**Work to be completed:** Give the total number of lines with the word "File" in them, and no other words.

**Given records:**
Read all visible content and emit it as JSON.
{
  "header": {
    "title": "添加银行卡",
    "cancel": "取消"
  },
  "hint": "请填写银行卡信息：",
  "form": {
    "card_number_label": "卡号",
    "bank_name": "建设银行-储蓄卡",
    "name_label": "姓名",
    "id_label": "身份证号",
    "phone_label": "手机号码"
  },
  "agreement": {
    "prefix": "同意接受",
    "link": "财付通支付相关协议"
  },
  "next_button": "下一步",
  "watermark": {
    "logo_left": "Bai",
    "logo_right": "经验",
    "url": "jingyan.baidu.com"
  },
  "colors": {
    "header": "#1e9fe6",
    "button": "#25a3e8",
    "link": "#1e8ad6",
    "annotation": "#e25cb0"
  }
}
* * *
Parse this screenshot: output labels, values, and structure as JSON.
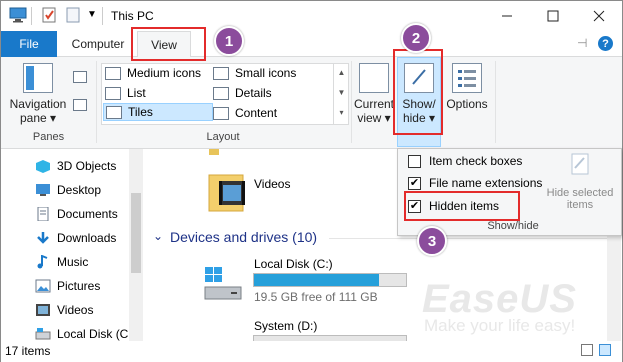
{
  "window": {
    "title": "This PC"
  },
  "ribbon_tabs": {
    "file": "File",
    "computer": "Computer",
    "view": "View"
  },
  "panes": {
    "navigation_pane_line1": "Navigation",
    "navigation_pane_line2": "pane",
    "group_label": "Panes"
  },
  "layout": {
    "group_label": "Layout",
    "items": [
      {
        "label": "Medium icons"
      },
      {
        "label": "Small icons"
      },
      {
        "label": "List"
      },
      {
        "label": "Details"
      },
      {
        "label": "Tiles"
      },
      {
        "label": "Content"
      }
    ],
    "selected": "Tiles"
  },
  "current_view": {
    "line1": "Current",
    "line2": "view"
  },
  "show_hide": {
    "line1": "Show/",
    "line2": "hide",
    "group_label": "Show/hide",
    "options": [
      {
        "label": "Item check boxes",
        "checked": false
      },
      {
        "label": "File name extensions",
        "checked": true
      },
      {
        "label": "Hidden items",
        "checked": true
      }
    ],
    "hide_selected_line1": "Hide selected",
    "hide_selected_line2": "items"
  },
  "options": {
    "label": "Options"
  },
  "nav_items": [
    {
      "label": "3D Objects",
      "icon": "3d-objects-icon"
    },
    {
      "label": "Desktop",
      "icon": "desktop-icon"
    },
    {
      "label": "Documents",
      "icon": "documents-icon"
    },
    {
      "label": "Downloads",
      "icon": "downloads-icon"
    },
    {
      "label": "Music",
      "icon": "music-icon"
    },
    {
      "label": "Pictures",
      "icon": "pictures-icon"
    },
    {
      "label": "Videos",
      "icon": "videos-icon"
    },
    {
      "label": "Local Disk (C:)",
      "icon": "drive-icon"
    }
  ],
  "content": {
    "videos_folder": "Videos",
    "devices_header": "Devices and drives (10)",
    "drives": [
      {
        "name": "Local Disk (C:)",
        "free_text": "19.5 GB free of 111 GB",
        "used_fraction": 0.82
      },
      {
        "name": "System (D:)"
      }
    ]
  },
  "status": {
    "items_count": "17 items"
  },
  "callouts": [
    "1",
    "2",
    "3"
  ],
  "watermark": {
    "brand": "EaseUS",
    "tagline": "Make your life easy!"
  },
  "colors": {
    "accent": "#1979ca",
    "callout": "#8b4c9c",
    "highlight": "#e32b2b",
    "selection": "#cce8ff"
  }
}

**Finished answer:** 2